* Start Dataset records *
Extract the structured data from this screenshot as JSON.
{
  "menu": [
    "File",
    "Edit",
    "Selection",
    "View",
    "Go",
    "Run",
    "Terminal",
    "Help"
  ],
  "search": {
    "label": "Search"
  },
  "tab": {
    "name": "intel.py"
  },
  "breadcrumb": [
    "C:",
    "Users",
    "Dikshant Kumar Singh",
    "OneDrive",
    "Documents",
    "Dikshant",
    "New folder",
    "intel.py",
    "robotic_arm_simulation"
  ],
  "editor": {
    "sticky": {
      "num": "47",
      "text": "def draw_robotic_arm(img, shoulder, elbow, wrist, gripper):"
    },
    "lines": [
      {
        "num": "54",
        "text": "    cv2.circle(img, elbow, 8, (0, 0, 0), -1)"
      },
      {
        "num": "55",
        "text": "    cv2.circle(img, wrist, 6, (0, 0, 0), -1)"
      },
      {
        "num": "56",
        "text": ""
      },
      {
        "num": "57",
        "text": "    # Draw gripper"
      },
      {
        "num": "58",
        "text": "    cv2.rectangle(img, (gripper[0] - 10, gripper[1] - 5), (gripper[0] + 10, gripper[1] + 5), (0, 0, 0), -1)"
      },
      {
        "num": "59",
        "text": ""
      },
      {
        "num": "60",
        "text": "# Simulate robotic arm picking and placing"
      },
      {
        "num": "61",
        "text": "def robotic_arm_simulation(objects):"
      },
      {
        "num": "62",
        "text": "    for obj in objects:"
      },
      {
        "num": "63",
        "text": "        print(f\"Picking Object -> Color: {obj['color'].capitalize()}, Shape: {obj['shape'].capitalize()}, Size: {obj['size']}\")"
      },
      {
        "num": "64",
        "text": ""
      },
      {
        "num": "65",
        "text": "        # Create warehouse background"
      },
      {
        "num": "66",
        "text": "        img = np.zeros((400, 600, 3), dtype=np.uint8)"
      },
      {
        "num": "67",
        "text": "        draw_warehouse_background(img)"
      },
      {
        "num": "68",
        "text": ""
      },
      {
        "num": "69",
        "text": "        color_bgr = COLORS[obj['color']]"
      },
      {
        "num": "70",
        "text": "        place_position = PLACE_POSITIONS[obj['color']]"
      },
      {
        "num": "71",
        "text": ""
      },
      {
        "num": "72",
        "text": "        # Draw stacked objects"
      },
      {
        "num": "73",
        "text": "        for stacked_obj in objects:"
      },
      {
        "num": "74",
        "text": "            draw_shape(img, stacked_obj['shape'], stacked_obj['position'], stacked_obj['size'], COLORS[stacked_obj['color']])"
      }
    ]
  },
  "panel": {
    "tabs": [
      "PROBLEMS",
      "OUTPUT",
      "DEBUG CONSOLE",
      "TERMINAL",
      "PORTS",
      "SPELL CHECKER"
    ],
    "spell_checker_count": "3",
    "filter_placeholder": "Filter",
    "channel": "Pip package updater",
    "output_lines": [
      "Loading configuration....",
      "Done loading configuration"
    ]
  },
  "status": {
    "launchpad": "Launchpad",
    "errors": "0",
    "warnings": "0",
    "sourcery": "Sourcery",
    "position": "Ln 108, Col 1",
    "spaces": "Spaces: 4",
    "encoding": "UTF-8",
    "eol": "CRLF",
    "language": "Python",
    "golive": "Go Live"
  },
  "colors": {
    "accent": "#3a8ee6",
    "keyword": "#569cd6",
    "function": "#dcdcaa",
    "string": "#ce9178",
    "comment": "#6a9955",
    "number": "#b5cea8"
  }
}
* End Dataset records *
### Given problem
Look for the word "shape" in every line of the listing and copy the lines that have it.

### Finished task
        "text": "        print(f\"Picking Object -> Color: {obj['color'].capitalize()}, Shape: {obj['shape'].capitalize()}, Size: {obj['size']}\")"
        "text": "            draw_shape(img, stacked_obj['shape'], stacked_obj['position'], stacked_obj['size'], COLORS[stacked_obj['color']])"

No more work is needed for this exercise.